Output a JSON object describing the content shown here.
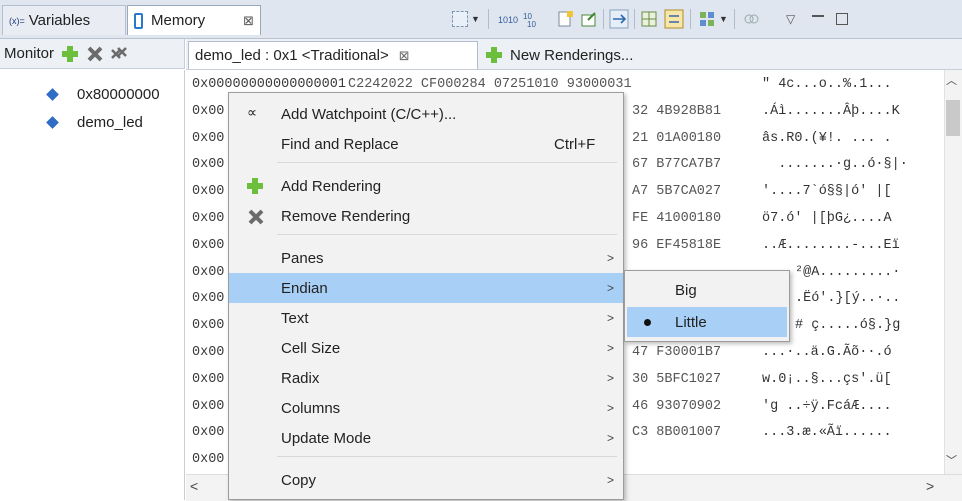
{
  "top_tabs": {
    "variables": {
      "prefix": "(x)=",
      "label": "Variables"
    },
    "memory": {
      "label": "Memory",
      "close": "⊠"
    }
  },
  "toolbar": {
    "icons": [
      "new-memory-view-icon",
      "binary-1010-icon",
      "binary-1010-alt-icon",
      "new-page-icon",
      "export-icon",
      "link-icon",
      "grid-icon",
      "toggle-split-icon",
      "layout-icon",
      "pin-icon",
      "view-menu-icon",
      "minimize-icon",
      "maximize-icon"
    ]
  },
  "monitor": {
    "label": "Monitor",
    "items": [
      {
        "label": "0x80000000"
      },
      {
        "label": "demo_led"
      }
    ]
  },
  "rendering_tabs": {
    "active": {
      "label": "demo_led : 0x1 <Traditional>",
      "close": "⊠"
    },
    "new": {
      "label": "New Renderings..."
    }
  },
  "memory": {
    "rows": [
      {
        "addr": "0x00000000000000001",
        "hex": "C2242022 CF000284 07251010 93000031",
        "ascii": "\" 4c...o..%.1..."
      },
      {
        "addr": "0x00",
        "hex": "32 4B928B81",
        "ascii": ".Áì.......Âþ....K"
      },
      {
        "addr": "0x00",
        "hex": "21 01A00180",
        "ascii": "âs.R0.(¥!. ... ."
      },
      {
        "addr": "0x00",
        "hex": "67 B77CA7B7",
        "ascii": "  .......·g..ó·§|·"
      },
      {
        "addr": "0x00",
        "hex": "A7 5B7CA027",
        "ascii": "'....7`ó§§|ó' |["
      },
      {
        "addr": "0x00",
        "hex": "FE 41000180",
        "ascii": "ö7.ó' |[þG¿....A"
      },
      {
        "addr": "0x00",
        "hex": "96 EF45818E",
        "ascii": "..Æ........-...Eï"
      },
      {
        "addr": "0x00",
        "hex": "",
        "ascii": "²@A.........·"
      },
      {
        "addr": "0x00",
        "hex": "",
        "ascii": ".Ëó'.}[ý..·.."
      },
      {
        "addr": "0x00",
        "hex": "",
        "ascii": "# ç.....ó§.}g"
      },
      {
        "addr": "0x00",
        "hex": "47 F30001B7",
        "ascii": "...·..ä.G.Ãõ··.ó"
      },
      {
        "addr": "0x00",
        "hex": "30 5BFC1027",
        "ascii": "w.0¡..§...çs'.ü["
      },
      {
        "addr": "0x00",
        "hex": "46 93070902",
        "ascii": "'g ..÷ÿ.FcáÆ...."
      },
      {
        "addr": "0x00",
        "hex": "C3 8B001007",
        "ascii": "...3.æ.«Ãï......"
      },
      {
        "addr": "0x00",
        "hex": "",
        "ascii": ""
      }
    ]
  },
  "context_menu": {
    "items": [
      {
        "label": "Add Watchpoint (C/C++)...",
        "shortcut": "",
        "submenu": false,
        "icon": "watchpoint-icon"
      },
      {
        "label": "Find and Replace",
        "shortcut": "Ctrl+F",
        "submenu": false,
        "icon": ""
      },
      {
        "label": "Add Rendering",
        "shortcut": "",
        "submenu": false,
        "icon": "add-icon"
      },
      {
        "label": "Remove Rendering",
        "shortcut": "",
        "submenu": false,
        "icon": "remove-icon"
      },
      {
        "label": "Panes",
        "shortcut": "",
        "submenu": true,
        "icon": ""
      },
      {
        "label": "Endian",
        "shortcut": "",
        "submenu": true,
        "icon": "",
        "highlighted": true
      },
      {
        "label": "Text",
        "shortcut": "",
        "submenu": true,
        "icon": ""
      },
      {
        "label": "Cell Size",
        "shortcut": "",
        "submenu": true,
        "icon": ""
      },
      {
        "label": "Radix",
        "shortcut": "",
        "submenu": true,
        "icon": ""
      },
      {
        "label": "Columns",
        "shortcut": "",
        "submenu": true,
        "icon": ""
      },
      {
        "label": "Update Mode",
        "shortcut": "",
        "submenu": true,
        "icon": ""
      },
      {
        "label": "Copy",
        "shortcut": "",
        "submenu": true,
        "icon": ""
      }
    ],
    "chevron": ">"
  },
  "endian_submenu": {
    "items": [
      {
        "label": "Big",
        "selected": false
      },
      {
        "label": "Little",
        "selected": true
      }
    ]
  },
  "colors": {
    "highlight": "#a8d0f6",
    "accent": "#2e6cc5",
    "add_green": "#6cbf3d"
  }
}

============================================================

§ Do this
Identify and copy the lines holding the word "binary".

§ Exercise output
      "binary-1010-icon",
      "binary-1010-alt-icon",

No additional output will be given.